(Set task): Return the number of lines that contain the word "отсутствие", and return nothing else.

[Stored items from a collection]

-*-*-

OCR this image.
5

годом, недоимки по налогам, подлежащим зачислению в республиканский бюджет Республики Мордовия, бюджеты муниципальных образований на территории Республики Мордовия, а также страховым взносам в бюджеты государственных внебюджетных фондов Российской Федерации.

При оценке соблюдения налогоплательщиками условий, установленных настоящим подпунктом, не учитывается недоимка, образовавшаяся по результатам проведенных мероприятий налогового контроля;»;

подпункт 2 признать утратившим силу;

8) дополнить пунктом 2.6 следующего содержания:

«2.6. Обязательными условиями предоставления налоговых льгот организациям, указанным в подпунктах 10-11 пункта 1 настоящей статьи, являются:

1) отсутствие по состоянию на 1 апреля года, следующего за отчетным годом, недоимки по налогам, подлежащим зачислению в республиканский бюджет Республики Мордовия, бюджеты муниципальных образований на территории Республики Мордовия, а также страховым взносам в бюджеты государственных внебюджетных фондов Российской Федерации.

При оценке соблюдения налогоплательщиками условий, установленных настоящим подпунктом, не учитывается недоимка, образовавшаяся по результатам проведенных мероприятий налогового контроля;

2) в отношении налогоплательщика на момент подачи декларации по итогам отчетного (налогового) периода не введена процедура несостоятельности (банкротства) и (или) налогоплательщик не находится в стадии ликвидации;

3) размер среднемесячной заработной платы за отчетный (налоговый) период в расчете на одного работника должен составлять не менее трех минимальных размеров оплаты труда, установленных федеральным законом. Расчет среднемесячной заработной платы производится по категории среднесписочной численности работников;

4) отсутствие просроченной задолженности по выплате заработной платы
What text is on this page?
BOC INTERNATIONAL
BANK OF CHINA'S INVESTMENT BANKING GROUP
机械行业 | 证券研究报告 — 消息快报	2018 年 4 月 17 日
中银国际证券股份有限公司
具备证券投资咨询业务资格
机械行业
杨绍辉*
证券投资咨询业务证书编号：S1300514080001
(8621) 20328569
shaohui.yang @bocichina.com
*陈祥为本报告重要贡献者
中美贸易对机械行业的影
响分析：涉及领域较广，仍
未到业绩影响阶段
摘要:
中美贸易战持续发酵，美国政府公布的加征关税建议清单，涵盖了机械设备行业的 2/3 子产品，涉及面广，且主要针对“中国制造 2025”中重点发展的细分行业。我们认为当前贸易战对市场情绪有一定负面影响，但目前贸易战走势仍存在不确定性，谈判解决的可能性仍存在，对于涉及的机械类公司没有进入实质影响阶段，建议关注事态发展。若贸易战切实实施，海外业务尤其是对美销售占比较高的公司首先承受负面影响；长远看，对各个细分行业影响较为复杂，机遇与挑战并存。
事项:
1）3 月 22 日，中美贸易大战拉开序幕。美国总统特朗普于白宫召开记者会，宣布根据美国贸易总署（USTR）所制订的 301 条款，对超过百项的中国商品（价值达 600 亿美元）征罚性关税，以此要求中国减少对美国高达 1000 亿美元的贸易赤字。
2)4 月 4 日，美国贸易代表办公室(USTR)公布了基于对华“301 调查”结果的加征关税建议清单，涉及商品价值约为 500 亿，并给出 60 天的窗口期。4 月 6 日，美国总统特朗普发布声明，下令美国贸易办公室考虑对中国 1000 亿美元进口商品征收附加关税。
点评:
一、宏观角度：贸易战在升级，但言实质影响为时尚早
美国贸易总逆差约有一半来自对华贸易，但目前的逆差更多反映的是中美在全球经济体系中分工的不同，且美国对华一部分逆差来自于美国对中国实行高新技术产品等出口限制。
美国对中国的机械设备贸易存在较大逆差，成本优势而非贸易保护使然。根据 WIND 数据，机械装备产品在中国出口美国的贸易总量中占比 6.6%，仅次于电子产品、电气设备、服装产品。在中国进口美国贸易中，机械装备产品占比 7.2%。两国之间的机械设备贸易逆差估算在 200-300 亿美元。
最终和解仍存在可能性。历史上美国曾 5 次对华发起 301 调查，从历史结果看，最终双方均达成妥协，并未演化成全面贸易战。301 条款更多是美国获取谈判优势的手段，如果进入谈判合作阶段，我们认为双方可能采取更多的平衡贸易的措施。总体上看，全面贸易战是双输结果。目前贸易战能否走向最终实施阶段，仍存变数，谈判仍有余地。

-*-*-

(Answer): 2